## Material supplied:
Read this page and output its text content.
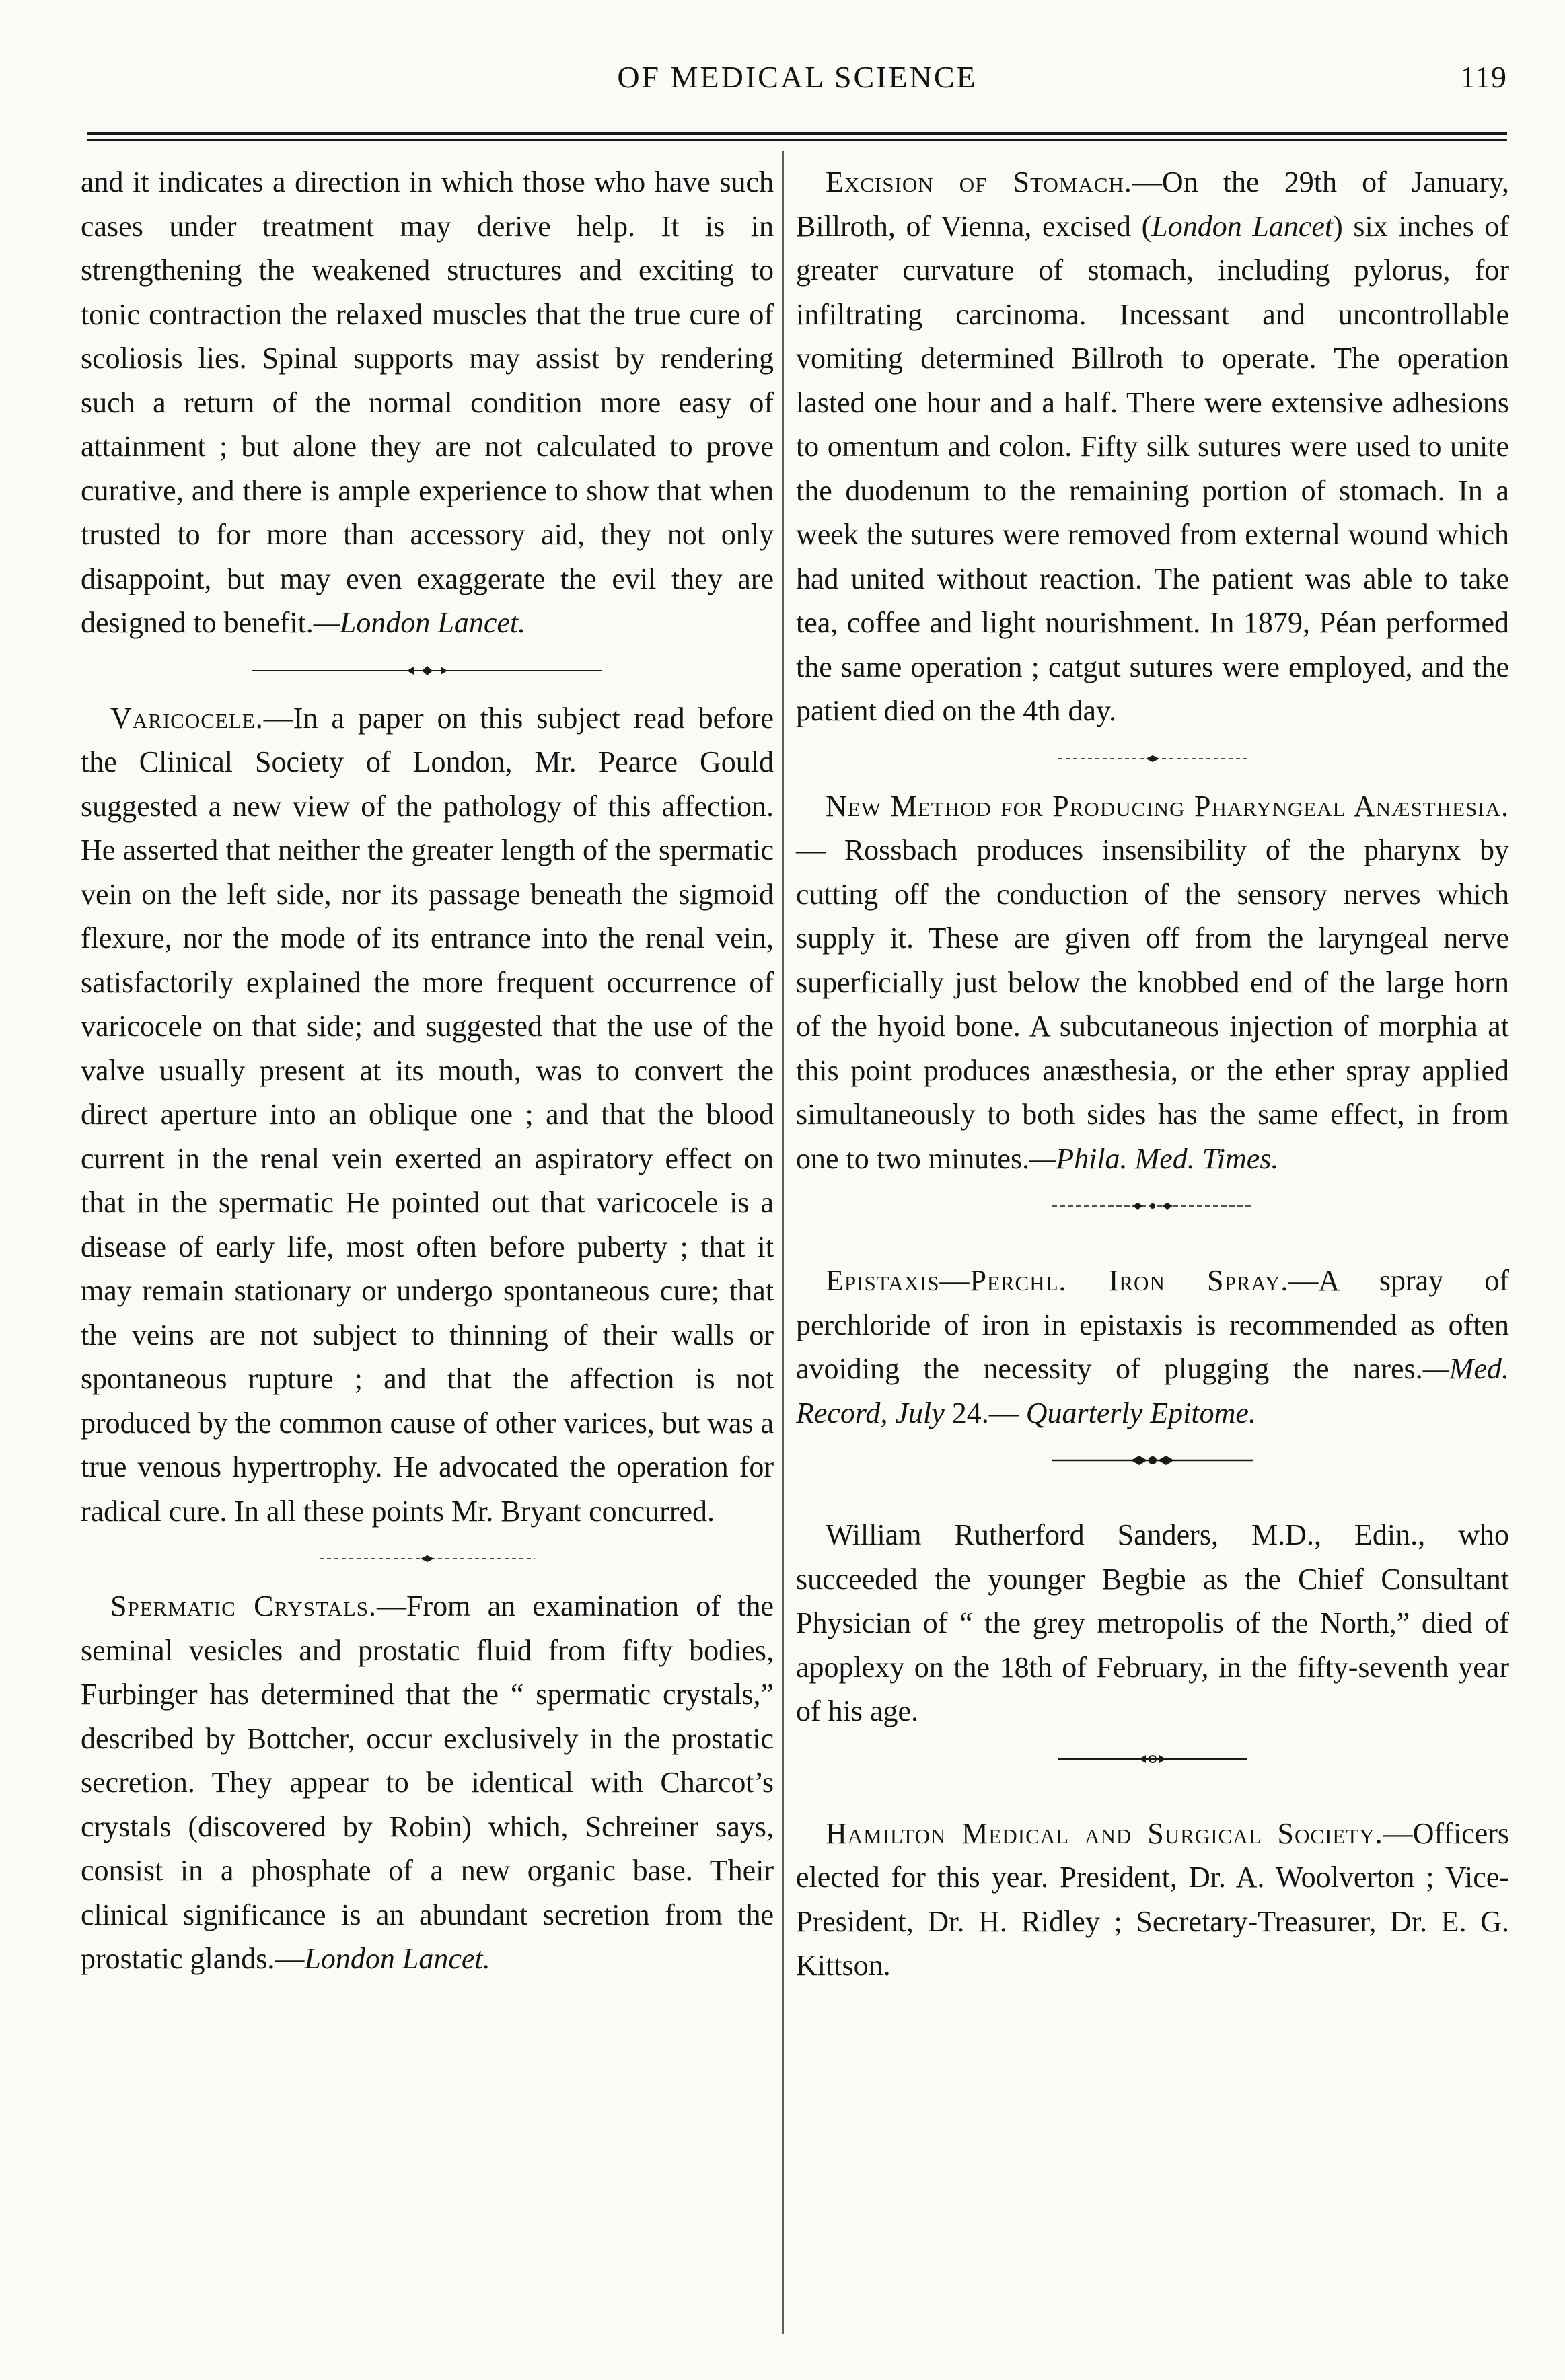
OF MEDICAL SCIENCE	119

and it indicates a direction in which those who have such cases under treatment may derive help. It is in strengthening the weakened structures and exciting to tonic contraction the relaxed muscles that the true cure of scoliosis lies. Spinal supports may assist by rendering such a return of the normal condition more easy of attainment ; but alone they are not calculated to prove curative, and there is ample experience to show that when trusted to for more than accessory aid, they not only disappoint, but may even exaggerate the evil they are designed to benefit.—London Lancet.

Varicocele.—In a paper on this subject read before the Clinical Society of London, Mr. Pearce Gould suggested a new view of the pathology of this affection. He asserted that neither the greater length of the spermatic vein on the left side, nor its passage beneath the sigmoid flexure, nor the mode of its entrance into the renal vein, satisfactorily explained the more frequent occurrence of varicocele on that side; and suggested that the use of the valve usually present at its mouth, was to convert the direct aperture into an oblique one ; and that the blood current in the renal vein exerted an aspiratory effect on that in the spermatic He pointed out that varicocele is a disease of early life, most often before puberty ; that it may remain stationary or undergo spontaneous cure; that the veins are not subject to thinning of their walls or spontaneous rupture ; and that the affection is not produced by the common cause of other varices, but was a true venous hypertrophy. He advocated the operation for radical cure. In all these points Mr. Bryant concurred.

Spermatic Crystals.—From an examination of the seminal vesicles and prostatic fluid from fifty bodies, Furbinger has determined that the “ spermatic crystals,” described by Bottcher, occur exclusively in the prostatic secretion. They appear to be identical with Charcot’s crystals (discovered by Robin) which, Schreiner says, consist in a phosphate of a new organic base. Their clinical significance is an abundant secretion from the prostatic glands.—London Lancet.

Excision of Stomach.—On the 29th of January, Billroth, of Vienna, excised (London Lancet) six inches of greater curvature of stomach, including pylorus, for infiltrating carcinoma. Incessant and uncontrollable vomiting determined Billroth to operate. The operation lasted one hour and a half. There were extensive adhesions to omentum and colon. Fifty silk sutures were used to unite the duodenum to the remaining portion of stomach. In a week the sutures were removed from external wound which had united without reaction. The patient was able to take tea, coffee and light nourishment. In 1879, Péan performed the same operation ; catgut sutures were employed, and the patient died on the 4th day.

New Method for Producing Pharyngeal Anæsthesia. — Rossbach produces insensibility of the pharynx by cutting off the conduction of the sensory nerves which supply it. These are given off from the laryngeal nerve superficially just below the knobbed end of the large horn of the hyoid bone. A subcutaneous injection of morphia at this point produces anæsthesia, or the ether spray applied simultaneously to both sides has the same effect, in from one to two minutes.—Phila. Med. Times.

Epistaxis—Perchl. Iron Spray.—A spray of perchloride of iron in epistaxis is recommended as often avoiding the necessity of plugging the nares.—Med. Record, July 24.— Quarterly Epitome.

William Rutherford Sanders, M.D., Edin., who succeeded the younger Begbie as the Chief Consultant Physician of “ the grey metropolis of the North,” died of apoplexy on the 18th of February, in the fifty-seventh year of his age.

Hamilton Medical and Surgical Society.—Officers elected for this year. President, Dr. A. Woolverton ; Vice-President, Dr. H. Ridley ; Secretary-Treasurer, Dr. E. G. Kittson.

## Set problem:
Show the lines of the data that hold the word "spray".

## Response to this exercise:
New Method for Producing Pharyngeal Anæsthesia. — Rossbach produces insensibility of the pharynx by cutting off the conduction of the sensory nerves which supply it. These are given off from the laryngeal nerve superficially just below the knobbed end of the large horn of the hyoid bone. A subcutaneous injection of morphia at this point produces anæsthesia, or the ether spray applied simultaneously to both sides has the same effect, in from one to two minutes.—Phila. Med. Times.
Epistaxis—Perchl. Iron Spray.—A spray of perchloride of iron in epistaxis is recommended as often avoiding the necessity of plugging the nares.—Med. Record, July 24.— Quarterly Epitome.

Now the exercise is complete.